> [Given instruction]: Search the entries for the word "Adaptability" and pull out each line that has it.

> [Dataset records]:
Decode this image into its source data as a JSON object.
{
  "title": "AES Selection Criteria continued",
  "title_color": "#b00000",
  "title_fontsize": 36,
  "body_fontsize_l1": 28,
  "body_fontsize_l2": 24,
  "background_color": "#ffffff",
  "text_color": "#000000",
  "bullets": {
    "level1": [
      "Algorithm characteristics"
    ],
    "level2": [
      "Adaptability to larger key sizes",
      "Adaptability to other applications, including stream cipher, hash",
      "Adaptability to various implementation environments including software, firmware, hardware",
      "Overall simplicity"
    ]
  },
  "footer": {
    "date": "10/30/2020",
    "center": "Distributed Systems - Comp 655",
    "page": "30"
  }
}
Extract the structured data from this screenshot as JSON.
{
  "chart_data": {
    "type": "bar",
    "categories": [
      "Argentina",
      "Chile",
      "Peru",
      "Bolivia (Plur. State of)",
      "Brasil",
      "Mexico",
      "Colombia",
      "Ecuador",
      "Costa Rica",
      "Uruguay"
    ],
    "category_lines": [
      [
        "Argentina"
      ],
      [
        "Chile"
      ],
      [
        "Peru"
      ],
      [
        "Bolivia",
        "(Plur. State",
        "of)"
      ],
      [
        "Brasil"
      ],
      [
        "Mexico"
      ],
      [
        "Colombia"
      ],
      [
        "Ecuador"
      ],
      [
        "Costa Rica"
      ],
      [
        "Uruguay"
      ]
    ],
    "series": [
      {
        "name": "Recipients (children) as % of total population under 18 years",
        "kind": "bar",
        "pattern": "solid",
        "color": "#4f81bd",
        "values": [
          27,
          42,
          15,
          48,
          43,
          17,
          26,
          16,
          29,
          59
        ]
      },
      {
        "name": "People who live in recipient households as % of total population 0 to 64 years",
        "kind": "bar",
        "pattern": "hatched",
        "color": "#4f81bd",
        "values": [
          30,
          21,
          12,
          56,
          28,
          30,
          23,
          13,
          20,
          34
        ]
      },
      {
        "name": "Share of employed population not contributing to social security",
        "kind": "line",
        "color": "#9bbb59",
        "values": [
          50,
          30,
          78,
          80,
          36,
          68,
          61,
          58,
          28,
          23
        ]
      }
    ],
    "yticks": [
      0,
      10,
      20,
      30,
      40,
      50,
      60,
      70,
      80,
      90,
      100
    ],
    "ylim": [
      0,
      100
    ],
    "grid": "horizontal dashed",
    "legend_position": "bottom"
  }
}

> [Exercise output]:
      "Adaptability to larger key sizes",
      "Adaptability to other applications, including stream cipher, hash",
      "Adaptability to various implementation environments including software, firmware, hardware",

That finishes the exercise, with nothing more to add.